Start of ENTRIES SUPPLIED
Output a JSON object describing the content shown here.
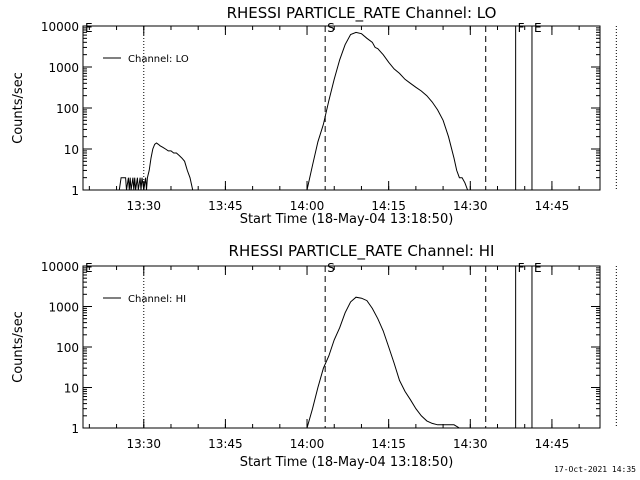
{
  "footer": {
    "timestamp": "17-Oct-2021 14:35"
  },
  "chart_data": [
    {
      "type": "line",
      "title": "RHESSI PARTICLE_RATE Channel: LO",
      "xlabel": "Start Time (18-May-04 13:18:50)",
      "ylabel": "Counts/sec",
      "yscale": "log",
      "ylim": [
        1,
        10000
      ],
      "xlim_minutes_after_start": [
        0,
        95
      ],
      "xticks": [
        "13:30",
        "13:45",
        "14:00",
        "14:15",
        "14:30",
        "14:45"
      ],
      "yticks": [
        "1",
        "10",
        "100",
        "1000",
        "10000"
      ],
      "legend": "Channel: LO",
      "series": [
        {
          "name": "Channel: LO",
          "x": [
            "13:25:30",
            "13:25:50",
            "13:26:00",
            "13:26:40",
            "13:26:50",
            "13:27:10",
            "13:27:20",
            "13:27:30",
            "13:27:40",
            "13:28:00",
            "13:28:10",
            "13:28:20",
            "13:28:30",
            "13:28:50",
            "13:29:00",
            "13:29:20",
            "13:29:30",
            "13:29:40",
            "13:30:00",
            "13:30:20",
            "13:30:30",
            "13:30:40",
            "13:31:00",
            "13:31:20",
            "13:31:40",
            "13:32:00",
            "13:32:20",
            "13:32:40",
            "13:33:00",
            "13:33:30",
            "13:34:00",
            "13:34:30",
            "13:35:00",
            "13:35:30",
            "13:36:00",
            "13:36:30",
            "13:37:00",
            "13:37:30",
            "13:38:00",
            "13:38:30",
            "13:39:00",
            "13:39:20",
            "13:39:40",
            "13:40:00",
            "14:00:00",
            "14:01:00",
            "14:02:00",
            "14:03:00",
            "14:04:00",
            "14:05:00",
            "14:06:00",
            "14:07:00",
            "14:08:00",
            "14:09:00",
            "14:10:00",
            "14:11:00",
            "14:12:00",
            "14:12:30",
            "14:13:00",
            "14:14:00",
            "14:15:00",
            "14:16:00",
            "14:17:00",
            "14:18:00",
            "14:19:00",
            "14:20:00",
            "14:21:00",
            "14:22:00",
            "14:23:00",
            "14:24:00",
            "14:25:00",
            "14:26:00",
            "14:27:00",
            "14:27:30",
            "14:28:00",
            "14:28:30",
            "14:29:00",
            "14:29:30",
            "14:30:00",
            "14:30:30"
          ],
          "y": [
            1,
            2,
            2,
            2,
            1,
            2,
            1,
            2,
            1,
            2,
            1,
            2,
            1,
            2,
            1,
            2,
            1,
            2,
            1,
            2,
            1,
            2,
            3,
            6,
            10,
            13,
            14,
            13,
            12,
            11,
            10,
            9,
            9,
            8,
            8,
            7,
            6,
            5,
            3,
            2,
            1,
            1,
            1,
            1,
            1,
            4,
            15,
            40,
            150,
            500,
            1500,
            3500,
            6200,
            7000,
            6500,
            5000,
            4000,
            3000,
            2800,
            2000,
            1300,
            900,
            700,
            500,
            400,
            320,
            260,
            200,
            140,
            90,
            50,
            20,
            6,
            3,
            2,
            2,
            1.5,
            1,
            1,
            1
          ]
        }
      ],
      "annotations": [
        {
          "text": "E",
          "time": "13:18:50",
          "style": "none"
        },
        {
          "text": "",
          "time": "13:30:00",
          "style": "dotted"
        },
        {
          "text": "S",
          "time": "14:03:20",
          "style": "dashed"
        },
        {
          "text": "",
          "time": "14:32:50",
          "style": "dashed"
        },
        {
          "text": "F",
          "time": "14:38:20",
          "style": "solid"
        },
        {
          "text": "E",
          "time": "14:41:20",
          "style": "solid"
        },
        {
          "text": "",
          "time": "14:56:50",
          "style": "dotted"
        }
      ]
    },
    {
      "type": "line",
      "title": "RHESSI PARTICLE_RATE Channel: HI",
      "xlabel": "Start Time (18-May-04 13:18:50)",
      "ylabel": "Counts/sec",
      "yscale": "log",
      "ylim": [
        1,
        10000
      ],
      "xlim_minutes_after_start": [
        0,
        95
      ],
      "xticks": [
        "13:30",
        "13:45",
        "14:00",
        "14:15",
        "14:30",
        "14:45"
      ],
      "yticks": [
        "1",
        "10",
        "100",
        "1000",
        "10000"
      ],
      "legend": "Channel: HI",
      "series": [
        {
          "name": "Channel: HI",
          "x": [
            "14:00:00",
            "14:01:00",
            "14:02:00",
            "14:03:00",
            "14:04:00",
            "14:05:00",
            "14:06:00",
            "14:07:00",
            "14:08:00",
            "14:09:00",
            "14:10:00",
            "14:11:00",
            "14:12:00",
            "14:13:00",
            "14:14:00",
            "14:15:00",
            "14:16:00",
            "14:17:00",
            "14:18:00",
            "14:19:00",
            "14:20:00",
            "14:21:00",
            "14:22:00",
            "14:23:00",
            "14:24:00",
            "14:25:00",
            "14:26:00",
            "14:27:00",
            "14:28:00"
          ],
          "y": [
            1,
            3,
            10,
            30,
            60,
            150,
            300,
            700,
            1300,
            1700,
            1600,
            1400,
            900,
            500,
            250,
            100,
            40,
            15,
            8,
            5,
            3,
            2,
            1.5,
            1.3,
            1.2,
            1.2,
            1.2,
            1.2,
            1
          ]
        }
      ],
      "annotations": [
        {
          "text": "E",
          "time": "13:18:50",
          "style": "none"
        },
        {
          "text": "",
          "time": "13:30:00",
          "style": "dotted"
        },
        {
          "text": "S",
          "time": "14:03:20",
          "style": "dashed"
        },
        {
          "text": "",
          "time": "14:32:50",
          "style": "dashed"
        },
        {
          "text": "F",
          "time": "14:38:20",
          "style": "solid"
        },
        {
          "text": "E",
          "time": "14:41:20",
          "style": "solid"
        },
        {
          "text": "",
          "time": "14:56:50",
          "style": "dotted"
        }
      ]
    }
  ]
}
End of ENTRIES SUPPLIED
Start of ENTRIES SUPPLIED
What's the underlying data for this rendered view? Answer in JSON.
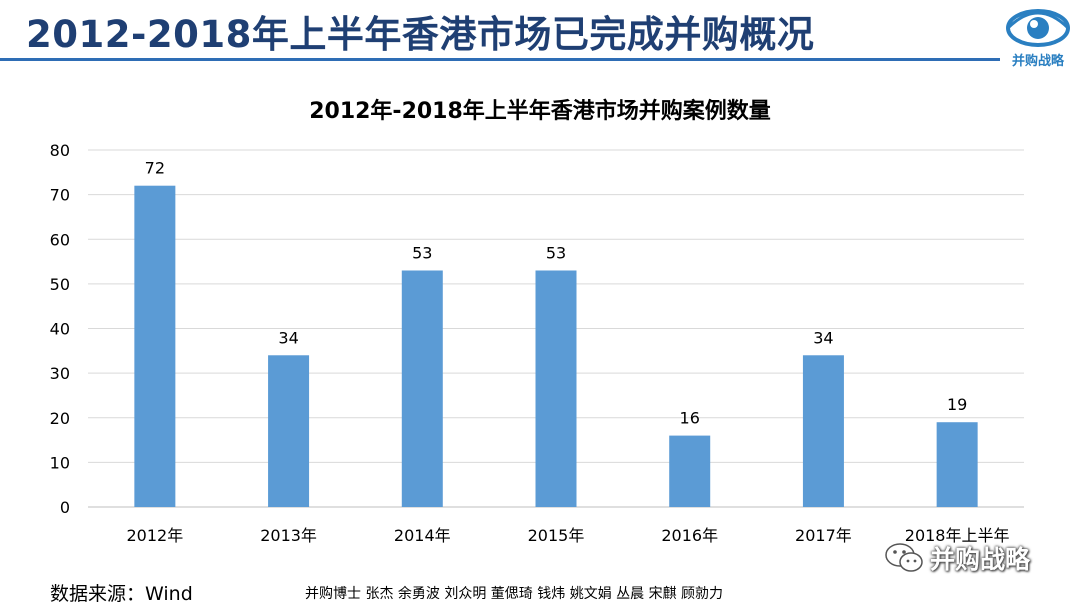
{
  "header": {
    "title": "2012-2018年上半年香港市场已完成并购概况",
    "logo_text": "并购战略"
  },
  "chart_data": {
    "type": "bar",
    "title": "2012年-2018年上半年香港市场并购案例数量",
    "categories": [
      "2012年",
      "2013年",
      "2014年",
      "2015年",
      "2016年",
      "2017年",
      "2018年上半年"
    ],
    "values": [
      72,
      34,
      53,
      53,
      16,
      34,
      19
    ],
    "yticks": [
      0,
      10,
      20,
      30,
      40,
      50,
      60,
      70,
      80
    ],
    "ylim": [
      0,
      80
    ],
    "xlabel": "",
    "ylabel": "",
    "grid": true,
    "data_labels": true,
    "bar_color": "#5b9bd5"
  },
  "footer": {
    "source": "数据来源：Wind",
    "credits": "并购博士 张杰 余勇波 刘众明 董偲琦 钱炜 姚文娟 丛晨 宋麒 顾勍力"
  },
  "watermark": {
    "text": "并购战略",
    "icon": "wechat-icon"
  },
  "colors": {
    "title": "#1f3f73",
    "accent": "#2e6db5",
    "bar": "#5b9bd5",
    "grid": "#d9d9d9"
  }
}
End of ENTRIES SUPPLIED
TO BE DONE -
Report the number of lines containing the string "JSON" and add nothing to it.

RESULT BELOW -
2